** start GIVEN RECORDS **

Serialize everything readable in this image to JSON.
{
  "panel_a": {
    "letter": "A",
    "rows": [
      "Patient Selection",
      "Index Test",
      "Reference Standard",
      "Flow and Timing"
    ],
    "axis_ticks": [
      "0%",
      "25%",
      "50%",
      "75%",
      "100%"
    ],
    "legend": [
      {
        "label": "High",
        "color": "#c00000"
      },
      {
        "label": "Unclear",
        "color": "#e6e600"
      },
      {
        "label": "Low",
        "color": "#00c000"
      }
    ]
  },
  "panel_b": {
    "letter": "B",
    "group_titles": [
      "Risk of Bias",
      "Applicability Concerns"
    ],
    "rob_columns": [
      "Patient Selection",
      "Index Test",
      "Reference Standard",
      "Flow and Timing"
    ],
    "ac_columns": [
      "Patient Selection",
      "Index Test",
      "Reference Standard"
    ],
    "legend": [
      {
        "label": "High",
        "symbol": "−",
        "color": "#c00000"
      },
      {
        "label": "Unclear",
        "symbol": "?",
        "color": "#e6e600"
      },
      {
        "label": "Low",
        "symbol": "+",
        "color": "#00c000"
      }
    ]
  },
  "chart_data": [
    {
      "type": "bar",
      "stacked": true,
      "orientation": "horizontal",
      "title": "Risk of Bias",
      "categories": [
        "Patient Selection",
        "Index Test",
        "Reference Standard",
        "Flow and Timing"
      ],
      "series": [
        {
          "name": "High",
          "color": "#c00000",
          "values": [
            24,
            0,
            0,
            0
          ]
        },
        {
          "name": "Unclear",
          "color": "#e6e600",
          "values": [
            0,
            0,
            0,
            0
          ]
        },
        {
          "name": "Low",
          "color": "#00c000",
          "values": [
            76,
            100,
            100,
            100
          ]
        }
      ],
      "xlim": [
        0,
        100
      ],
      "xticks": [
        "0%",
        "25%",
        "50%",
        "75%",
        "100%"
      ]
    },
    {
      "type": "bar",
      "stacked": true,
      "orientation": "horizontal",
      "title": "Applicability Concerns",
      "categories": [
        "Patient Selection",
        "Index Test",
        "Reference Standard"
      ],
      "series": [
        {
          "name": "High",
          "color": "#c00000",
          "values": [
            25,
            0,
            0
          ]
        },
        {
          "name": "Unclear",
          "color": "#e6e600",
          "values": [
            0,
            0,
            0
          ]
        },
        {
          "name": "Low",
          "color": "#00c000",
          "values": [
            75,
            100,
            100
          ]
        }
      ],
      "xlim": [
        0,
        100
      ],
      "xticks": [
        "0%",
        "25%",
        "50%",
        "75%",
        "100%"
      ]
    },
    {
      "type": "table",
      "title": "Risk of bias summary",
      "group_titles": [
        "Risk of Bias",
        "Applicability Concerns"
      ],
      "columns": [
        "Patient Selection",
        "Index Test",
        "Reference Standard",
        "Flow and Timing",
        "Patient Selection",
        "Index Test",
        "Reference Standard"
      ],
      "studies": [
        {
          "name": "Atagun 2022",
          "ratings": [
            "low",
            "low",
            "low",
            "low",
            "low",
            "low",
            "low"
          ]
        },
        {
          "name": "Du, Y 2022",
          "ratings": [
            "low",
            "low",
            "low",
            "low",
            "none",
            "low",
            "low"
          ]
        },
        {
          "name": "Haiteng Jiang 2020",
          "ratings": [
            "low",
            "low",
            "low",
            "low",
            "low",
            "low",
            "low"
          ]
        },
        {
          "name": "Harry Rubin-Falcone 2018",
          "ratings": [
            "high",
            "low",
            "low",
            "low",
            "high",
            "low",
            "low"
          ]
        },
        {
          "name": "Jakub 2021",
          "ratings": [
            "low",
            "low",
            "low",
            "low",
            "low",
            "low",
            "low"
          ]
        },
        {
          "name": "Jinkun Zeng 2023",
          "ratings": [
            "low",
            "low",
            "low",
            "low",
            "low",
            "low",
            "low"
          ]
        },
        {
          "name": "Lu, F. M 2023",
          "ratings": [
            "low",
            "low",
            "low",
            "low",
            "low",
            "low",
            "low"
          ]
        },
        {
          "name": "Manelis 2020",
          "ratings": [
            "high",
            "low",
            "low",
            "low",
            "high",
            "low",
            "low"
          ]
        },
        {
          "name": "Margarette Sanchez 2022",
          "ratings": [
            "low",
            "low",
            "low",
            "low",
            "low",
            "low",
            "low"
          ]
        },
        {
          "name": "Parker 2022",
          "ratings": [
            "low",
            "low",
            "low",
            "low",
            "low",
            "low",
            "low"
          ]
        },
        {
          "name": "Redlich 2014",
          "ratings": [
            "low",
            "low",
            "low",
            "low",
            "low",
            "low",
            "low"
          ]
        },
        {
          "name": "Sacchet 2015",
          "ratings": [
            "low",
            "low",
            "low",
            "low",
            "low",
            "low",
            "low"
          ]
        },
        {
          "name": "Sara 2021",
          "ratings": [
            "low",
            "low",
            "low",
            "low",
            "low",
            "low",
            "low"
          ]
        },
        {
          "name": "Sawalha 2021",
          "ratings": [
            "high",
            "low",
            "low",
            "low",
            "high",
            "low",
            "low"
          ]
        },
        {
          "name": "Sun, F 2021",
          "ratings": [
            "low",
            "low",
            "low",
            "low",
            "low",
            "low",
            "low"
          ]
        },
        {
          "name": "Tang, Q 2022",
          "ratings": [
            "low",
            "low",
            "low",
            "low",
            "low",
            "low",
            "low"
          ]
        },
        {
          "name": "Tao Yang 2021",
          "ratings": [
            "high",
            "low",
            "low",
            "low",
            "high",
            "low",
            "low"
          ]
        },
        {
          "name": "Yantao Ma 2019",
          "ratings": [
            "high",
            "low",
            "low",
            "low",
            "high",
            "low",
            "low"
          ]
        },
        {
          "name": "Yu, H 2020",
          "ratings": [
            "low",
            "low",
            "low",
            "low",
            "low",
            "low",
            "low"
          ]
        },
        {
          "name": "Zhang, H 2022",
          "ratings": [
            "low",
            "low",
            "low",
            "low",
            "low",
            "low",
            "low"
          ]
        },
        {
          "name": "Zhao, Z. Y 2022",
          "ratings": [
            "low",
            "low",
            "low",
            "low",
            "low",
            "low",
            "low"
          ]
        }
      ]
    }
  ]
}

** end GIVEN RECORDS **

All of the records must be repeated exactly.

Serialize everything readable in this image to JSON.
{
  "panel_a": {
    "letter": "A",
    "rows": [
      "Patient Selection",
      "Index Test",
      "Reference Standard",
      "Flow and Timing"
    ],
    "axis_ticks": [
      "0%",
      "25%",
      "50%",
      "75%",
      "100%"
    ],
    "legend": [
      {
        "label": "High",
        "color": "#c00000"
      },
      {
        "label": "Unclear",
        "color": "#e6e600"
      },
      {
        "label": "Low",
        "color": "#00c000"
      }
    ]
  },
  "panel_b": {
    "letter": "B",
    "group_titles": [
      "Risk of Bias",
      "Applicability Concerns"
    ],
    "rob_columns": [
      "Patient Selection",
      "Index Test",
      "Reference Standard",
      "Flow and Timing"
    ],
    "ac_columns": [
      "Patient Selection",
      "Index Test",
      "Reference Standard"
    ],
    "legend": [
      {
        "label": "High",
        "symbol": "−",
        "color": "#c00000"
      },
      {
        "label": "Unclear",
        "symbol": "?",
        "color": "#e6e600"
      },
      {
        "label": "Low",
        "symbol": "+",
        "color": "#00c000"
      }
    ]
  },
  "chart_data": [
    {
      "type": "bar",
      "stacked": true,
      "orientation": "horizontal",
      "title": "Risk of Bias",
      "categories": [
        "Patient Selection",
        "Index Test",
        "Reference Standard",
        "Flow and Timing"
      ],
      "series": [
        {
          "name": "High",
          "color": "#c00000",
          "values": [
            24,
            0,
            0,
            0
          ]
        },
        {
          "name": "Unclear",
          "color": "#e6e600",
          "values": [
            0,
            0,
            0,
            0
          ]
        },
        {
          "name": "Low",
          "color": "#00c000",
          "values": [
            76,
            100,
            100,
            100
          ]
        }
      ],
      "xlim": [
        0,
        100
      ],
      "xticks": [
        "0%",
        "25%",
        "50%",
        "75%",
        "100%"
      ]
    },
    {
      "type": "bar",
      "stacked": true,
      "orientation": "horizontal",
      "title": "Applicability Concerns",
      "categories": [
        "Patient Selection",
        "Index Test",
        "Reference Standard"
      ],
      "series": [
        {
          "name": "High",
          "color": "#c00000",
          "values": [
            25,
            0,
            0
          ]
        },
        {
          "name": "Unclear",
          "color": "#e6e600",
          "values": [
            0,
            0,
            0
          ]
        },
        {
          "name": "Low",
          "color": "#00c000",
          "values": [
            75,
            100,
            100
          ]
        }
      ],
      "xlim": [
        0,
        100
      ],
      "xticks": [
        "0%",
        "25%",
        "50%",
        "75%",
        "100%"
      ]
    },
    {
      "type": "table",
      "title": "Risk of bias summary",
      "group_titles": [
        "Risk of Bias",
        "Applicability Concerns"
      ],
      "columns": [
        "Patient Selection",
        "Index Test",
        "Reference Standard",
        "Flow and Timing",
        "Patient Selection",
        "Index Test",
        "Reference Standard"
      ],
      "studies": [
        {
          "name": "Atagun 2022",
          "ratings": [
            "low",
            "low",
            "low",
            "low",
            "low",
            "low",
            "low"
          ]
        },
        {
          "name": "Du, Y 2022",
          "ratings": [
            "low",
            "low",
            "low",
            "low",
            "none",
            "low",
            "low"
          ]
        },
        {
          "name": "Haiteng Jiang 2020",
          "ratings": [
            "low",
            "low",
            "low",
            "low",
            "low",
            "low",
            "low"
          ]
        },
        {
          "name": "Harry Rubin-Falcone 2018",
          "ratings": [
            "high",
            "low",
            "low",
            "low",
            "high",
            "low",
            "low"
          ]
        },
        {
          "name": "Jakub 2021",
          "ratings": [
            "low",
            "low",
            "low",
            "low",
            "low",
            "low",
            "low"
          ]
        },
        {
          "name": "Jinkun Zeng 2023",
          "ratings": [
            "low",
            "low",
            "low",
            "low",
            "low",
            "low",
            "low"
          ]
        },
        {
          "name": "Lu, F. M 2023",
          "ratings": [
            "low",
            "low",
            "low",
            "low",
            "low",
            "low",
            "low"
          ]
        },
        {
          "name": "Manelis 2020",
          "ratings": [
            "high",
            "low",
            "low",
            "low",
            "high",
            "low",
            "low"
          ]
        },
        {
          "name": "Margarette Sanchez 2022",
          "ratings": [
            "low",
            "low",
            "low",
            "low",
            "low",
            "low",
            "low"
          ]
        },
        {
          "name": "Parker 2022",
          "ratings": [
            "low",
            "low",
            "low",
            "low",
            "low",
            "low",
            "low"
          ]
        },
        {
          "name": "Redlich 2014",
          "ratings": [
            "low",
            "low",
            "low",
            "low",
            "low",
            "low",
            "low"
          ]
        },
        {
          "name": "Sacchet 2015",
          "ratings": [
            "low",
            "low",
            "low",
            "low",
            "low",
            "low",
            "low"
          ]
        },
        {
          "name": "Sara 2021",
          "ratings": [
            "low",
            "low",
            "low",
            "low",
            "low",
            "low",
            "low"
          ]
        },
        {
          "name": "Sawalha 2021",
          "ratings": [
            "high",
            "low",
            "low",
            "low",
            "high",
            "low",
            "low"
          ]
        },
        {
          "name": "Sun, F 2021",
          "ratings": [
            "low",
            "low",
            "low",
            "low",
            "low",
            "low",
            "low"
          ]
        },
        {
          "name": "Tang, Q 2022",
          "ratings": [
            "low",
            "low",
            "low",
            "low",
            "low",
            "low",
            "low"
          ]
        },
        {
          "name": "Tao Yang 2021",
          "ratings": [
            "high",
            "low",
            "low",
            "low",
            "high",
            "low",
            "low"
          ]
        },
        {
          "name": "Yantao Ma 2019",
          "ratings": [
            "high",
            "low",
            "low",
            "low",
            "high",
            "low",
            "low"
          ]
        },
        {
          "name": "Yu, H 2020",
          "ratings": [
            "low",
            "low",
            "low",
            "low",
            "low",
            "low",
            "low"
          ]
        },
        {
          "name": "Zhang, H 2022",
          "ratings": [
            "low",
            "low",
            "low",
            "low",
            "low",
            "low",
            "low"
          ]
        },
        {
          "name": "Zhao, Z. Y 2022",
          "ratings": [
            "low",
            "low",
            "low",
            "low",
            "low",
            "low",
            "low"
          ]
        }
      ]
    }
  ]
}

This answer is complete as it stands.